-- BEGIN --
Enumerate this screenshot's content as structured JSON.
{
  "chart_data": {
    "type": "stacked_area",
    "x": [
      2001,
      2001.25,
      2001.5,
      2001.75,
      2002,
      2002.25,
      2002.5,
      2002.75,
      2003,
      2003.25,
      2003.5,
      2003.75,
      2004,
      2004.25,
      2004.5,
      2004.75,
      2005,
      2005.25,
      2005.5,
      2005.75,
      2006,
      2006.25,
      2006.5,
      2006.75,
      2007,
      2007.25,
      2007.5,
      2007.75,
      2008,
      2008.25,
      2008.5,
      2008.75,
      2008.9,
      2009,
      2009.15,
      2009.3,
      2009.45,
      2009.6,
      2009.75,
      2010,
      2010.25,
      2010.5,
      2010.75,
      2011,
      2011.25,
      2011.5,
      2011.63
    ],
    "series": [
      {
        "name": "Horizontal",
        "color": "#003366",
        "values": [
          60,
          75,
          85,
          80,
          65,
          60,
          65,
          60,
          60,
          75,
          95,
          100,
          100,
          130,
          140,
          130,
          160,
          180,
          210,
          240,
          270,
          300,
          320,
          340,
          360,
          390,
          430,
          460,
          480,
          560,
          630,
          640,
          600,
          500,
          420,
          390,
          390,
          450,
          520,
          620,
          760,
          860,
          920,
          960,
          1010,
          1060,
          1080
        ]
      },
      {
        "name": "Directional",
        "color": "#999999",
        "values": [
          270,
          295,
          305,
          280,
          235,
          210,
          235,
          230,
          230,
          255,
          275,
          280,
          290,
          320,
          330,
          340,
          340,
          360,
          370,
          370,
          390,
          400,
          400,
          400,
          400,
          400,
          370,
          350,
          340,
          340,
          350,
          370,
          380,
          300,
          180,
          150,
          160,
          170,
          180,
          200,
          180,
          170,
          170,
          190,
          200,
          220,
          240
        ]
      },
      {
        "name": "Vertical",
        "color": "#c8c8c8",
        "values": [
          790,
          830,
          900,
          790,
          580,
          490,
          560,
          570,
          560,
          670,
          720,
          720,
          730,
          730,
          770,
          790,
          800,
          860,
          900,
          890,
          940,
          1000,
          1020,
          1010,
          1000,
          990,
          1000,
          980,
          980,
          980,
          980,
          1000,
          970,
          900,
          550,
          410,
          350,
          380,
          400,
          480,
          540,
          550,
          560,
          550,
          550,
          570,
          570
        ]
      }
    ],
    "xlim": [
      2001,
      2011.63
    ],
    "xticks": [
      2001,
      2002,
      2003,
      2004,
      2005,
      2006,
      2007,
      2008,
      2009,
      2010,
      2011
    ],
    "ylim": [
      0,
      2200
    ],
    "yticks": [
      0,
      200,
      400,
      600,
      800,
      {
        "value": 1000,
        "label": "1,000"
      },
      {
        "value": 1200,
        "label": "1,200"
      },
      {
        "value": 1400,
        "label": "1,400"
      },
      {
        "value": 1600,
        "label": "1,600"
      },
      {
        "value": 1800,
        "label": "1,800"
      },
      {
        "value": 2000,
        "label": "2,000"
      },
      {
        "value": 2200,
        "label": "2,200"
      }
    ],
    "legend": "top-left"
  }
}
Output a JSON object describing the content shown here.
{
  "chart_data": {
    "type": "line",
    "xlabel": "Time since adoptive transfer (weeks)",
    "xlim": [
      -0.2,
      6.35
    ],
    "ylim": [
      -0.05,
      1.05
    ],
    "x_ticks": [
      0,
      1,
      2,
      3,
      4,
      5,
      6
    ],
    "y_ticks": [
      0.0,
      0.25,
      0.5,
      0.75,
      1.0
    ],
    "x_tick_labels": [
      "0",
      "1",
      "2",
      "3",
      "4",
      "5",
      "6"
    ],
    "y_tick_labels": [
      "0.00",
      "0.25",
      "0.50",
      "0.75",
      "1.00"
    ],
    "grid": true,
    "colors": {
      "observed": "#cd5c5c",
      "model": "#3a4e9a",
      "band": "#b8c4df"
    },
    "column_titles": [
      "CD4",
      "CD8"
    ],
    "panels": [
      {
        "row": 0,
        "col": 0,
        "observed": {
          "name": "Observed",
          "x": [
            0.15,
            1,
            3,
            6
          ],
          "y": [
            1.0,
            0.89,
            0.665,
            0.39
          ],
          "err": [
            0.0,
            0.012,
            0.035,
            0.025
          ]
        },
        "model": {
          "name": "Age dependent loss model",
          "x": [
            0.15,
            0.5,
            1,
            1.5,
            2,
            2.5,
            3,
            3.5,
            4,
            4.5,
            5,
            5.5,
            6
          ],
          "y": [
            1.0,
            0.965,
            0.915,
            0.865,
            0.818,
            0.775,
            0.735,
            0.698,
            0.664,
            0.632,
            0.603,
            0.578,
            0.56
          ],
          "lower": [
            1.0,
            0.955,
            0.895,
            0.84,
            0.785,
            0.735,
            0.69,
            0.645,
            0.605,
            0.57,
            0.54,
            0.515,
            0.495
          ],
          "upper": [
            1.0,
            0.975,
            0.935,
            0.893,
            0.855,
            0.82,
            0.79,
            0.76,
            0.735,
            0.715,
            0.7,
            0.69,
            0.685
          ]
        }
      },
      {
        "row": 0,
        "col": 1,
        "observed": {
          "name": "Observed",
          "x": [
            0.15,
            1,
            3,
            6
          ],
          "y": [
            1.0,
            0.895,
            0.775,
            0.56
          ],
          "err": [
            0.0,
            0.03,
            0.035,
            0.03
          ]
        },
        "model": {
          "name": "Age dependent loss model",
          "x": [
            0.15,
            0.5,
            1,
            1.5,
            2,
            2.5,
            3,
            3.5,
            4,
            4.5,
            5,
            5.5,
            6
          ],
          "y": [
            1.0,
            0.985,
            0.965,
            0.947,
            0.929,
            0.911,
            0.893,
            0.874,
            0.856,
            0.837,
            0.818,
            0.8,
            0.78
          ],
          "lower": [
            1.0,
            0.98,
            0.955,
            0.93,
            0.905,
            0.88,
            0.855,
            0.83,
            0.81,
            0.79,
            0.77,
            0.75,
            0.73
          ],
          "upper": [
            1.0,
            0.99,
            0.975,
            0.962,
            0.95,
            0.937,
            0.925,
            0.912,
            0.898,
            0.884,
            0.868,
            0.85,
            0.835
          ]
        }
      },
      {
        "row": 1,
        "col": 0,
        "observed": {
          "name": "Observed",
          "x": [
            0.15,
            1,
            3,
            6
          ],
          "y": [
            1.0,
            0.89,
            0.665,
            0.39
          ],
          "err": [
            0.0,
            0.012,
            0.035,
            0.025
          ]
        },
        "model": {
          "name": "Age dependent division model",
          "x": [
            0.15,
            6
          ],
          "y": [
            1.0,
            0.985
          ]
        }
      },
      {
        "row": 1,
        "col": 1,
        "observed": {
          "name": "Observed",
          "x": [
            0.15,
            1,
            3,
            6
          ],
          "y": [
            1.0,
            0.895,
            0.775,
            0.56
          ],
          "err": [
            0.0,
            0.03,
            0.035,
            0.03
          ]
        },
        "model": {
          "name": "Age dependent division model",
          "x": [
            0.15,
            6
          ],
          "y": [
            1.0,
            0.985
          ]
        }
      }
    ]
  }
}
-- END --
THE PROBLEM: Which lines hold the word "JSON"? Show each one.

SOLVED EXERCISE:
Enumerate this screenshot's content as structured JSON.
Output a JSON object describing the content shown here.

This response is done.